LISTING:
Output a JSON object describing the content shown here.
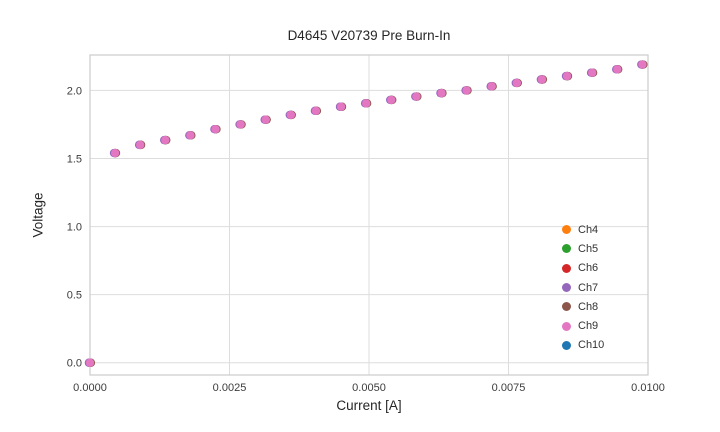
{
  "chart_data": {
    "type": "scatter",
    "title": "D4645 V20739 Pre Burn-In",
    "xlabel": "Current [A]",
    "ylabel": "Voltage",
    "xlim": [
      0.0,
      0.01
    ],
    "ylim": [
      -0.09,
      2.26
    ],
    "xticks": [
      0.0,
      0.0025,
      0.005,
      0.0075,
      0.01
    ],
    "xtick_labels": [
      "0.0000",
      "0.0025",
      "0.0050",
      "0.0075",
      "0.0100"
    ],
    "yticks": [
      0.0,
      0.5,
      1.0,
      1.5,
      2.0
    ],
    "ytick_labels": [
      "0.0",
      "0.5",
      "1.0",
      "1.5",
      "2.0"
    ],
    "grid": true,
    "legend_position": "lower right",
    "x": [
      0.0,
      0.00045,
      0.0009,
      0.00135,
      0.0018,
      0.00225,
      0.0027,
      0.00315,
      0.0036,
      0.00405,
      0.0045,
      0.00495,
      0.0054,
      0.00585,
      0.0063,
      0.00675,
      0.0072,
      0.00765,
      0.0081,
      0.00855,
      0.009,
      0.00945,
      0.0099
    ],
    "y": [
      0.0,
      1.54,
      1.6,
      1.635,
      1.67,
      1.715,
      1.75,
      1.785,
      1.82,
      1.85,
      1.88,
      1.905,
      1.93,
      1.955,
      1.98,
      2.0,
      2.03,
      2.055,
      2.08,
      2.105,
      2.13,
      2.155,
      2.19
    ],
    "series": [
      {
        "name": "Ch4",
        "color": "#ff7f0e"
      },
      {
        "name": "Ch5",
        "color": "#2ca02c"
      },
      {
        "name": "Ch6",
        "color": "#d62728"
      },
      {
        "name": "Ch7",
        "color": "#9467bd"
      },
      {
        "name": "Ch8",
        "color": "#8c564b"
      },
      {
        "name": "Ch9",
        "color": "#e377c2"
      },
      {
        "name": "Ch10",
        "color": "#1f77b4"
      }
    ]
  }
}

OBJECTIVE:
Collect the lines of the records that include the string "color".

SOLUTION BELOW:
        "color": "#ff7f0e"
        "color": "#2ca02c"
        "color": "#d62728"
        "color": "#9467bd"
        "color": "#8c564b"
        "color": "#e377c2"
        "color": "#1f77b4"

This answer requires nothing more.